:: Data to process ::
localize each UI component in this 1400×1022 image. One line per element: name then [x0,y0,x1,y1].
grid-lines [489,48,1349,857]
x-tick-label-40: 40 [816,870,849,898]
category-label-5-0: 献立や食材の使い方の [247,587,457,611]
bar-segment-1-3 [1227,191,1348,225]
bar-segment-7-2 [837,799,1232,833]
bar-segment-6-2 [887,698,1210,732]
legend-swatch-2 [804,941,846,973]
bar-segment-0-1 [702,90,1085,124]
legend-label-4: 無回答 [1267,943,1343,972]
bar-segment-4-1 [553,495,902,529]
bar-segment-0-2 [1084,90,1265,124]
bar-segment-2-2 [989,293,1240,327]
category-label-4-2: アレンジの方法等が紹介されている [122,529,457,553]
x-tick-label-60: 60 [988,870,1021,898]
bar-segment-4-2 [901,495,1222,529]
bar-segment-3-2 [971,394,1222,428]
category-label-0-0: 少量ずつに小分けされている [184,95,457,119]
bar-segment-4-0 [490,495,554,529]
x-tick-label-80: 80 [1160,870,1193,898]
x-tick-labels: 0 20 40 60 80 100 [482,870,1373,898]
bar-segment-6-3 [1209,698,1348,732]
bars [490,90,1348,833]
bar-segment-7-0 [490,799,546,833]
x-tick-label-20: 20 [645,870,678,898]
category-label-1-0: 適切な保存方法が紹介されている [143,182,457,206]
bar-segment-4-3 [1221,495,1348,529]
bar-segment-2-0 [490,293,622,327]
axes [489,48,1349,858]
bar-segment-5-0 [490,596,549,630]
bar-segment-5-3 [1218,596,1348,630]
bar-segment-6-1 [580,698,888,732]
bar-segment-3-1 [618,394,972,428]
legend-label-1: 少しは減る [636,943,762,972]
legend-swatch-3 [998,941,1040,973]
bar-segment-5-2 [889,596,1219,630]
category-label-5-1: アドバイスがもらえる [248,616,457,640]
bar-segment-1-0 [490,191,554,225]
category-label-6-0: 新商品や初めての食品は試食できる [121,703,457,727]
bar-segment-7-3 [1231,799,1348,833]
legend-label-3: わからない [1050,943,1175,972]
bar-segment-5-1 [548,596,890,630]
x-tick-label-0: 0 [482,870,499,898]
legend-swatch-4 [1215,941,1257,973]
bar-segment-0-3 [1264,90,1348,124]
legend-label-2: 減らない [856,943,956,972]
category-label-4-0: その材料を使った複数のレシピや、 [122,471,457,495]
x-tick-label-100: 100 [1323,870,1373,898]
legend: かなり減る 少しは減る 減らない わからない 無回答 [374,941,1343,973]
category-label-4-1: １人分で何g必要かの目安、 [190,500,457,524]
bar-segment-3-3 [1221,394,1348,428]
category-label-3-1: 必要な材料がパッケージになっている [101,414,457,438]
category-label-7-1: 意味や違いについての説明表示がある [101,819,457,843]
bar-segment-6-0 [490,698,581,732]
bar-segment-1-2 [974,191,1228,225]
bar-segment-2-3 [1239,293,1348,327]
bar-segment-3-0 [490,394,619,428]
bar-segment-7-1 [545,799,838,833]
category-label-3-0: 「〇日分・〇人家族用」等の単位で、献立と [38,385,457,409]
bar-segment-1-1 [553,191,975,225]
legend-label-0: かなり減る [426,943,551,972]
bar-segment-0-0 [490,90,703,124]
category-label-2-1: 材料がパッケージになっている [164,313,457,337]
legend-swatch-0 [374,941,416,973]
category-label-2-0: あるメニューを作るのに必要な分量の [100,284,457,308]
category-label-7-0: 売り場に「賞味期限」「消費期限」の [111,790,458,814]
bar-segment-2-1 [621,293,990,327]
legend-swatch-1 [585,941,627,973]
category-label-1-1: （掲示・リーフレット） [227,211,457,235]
:::
Direction:
Go through all the rows above and switch every "legend-swatch" to "key-swatch", keeping everything else the same.

Task output:
localize each UI component in this 1400×1022 image. One line per element: name then [x0,y0,x1,y1].
grid-lines [489,48,1349,857]
x-tick-label-40: 40 [816,870,849,898]
category-label-5-0: 献立や食材の使い方の [247,587,457,611]
bar-segment-1-3 [1227,191,1348,225]
bar-segment-7-2 [837,799,1232,833]
bar-segment-6-2 [887,698,1210,732]
key-swatch-2 [804,941,846,973]
bar-segment-0-1 [702,90,1085,124]
legend-label-4: 無回答 [1267,943,1343,972]
bar-segment-4-1 [553,495,902,529]
bar-segment-0-2 [1084,90,1265,124]
bar-segment-2-2 [989,293,1240,327]
category-label-4-2: アレンジの方法等が紹介されている [122,529,457,553]
x-tick-label-60: 60 [988,870,1021,898]
bar-segment-4-2 [901,495,1222,529]
bar-segment-3-2 [971,394,1222,428]
category-label-0-0: 少量ずつに小分けされている [184,95,457,119]
bar-segment-4-0 [490,495,554,529]
x-tick-label-80: 80 [1160,870,1193,898]
x-tick-labels: 0 20 40 60 80 100 [482,870,1373,898]
bar-segment-6-3 [1209,698,1348,732]
bars [490,90,1348,833]
bar-segment-7-0 [490,799,546,833]
x-tick-label-20: 20 [645,870,678,898]
category-label-1-0: 適切な保存方法が紹介されている [143,182,457,206]
bar-segment-4-3 [1221,495,1348,529]
bar-segment-2-0 [490,293,622,327]
axes [489,48,1349,858]
bar-segment-5-0 [490,596,549,630]
bar-segment-5-3 [1218,596,1348,630]
bar-segment-6-1 [580,698,888,732]
bar-segment-3-1 [618,394,972,428]
legend-label-1: 少しは減る [636,943,762,972]
key-swatch-3 [998,941,1040,973]
bar-segment-5-2 [889,596,1219,630]
category-label-5-1: アドバイスがもらえる [248,616,457,640]
bar-segment-1-0 [490,191,554,225]
category-label-6-0: 新商品や初めての食品は試食できる [121,703,457,727]
bar-segment-7-3 [1231,799,1348,833]
legend-label-3: わからない [1050,943,1175,972]
bar-segment-5-1 [548,596,890,630]
x-tick-label-0: 0 [482,870,499,898]
key-swatch-4 [1215,941,1257,973]
bar-segment-0-3 [1264,90,1348,124]
legend-label-2: 減らない [856,943,956,972]
category-label-4-0: その材料を使った複数のレシピや、 [122,471,457,495]
x-tick-label-100: 100 [1323,870,1373,898]
legend: かなり減る 少しは減る 減らない わからない 無回答 [374,941,1343,973]
category-label-4-1: １人分で何g必要かの目安、 [190,500,457,524]
bar-segment-3-3 [1221,394,1348,428]
category-label-3-1: 必要な材料がパッケージになっている [101,414,457,438]
category-label-7-1: 意味や違いについての説明表示がある [101,819,457,843]
bar-segment-6-0 [490,698,581,732]
bar-segment-1-2 [974,191,1228,225]
bar-segment-2-3 [1239,293,1348,327]
bar-segment-3-0 [490,394,619,428]
bar-segment-7-1 [545,799,838,833]
category-label-3-0: 「〇日分・〇人家族用」等の単位で、献立と [38,385,457,409]
bar-segment-1-1 [553,191,975,225]
legend-label-0: かなり減る [426,943,551,972]
bar-segment-0-0 [490,90,703,124]
category-label-2-1: 材料がパッケージになっている [164,313,457,337]
key-swatch-0 [374,941,416,973]
category-label-2-0: あるメニューを作るのに必要な分量の [100,284,457,308]
category-label-7-0: 売り場に「賞味期限」「消費期限」の [111,790,458,814]
bar-segment-2-1 [621,293,990,327]
key-swatch-1 [585,941,627,973]
category-label-1-1: （掲示・リーフレット） [227,211,457,235]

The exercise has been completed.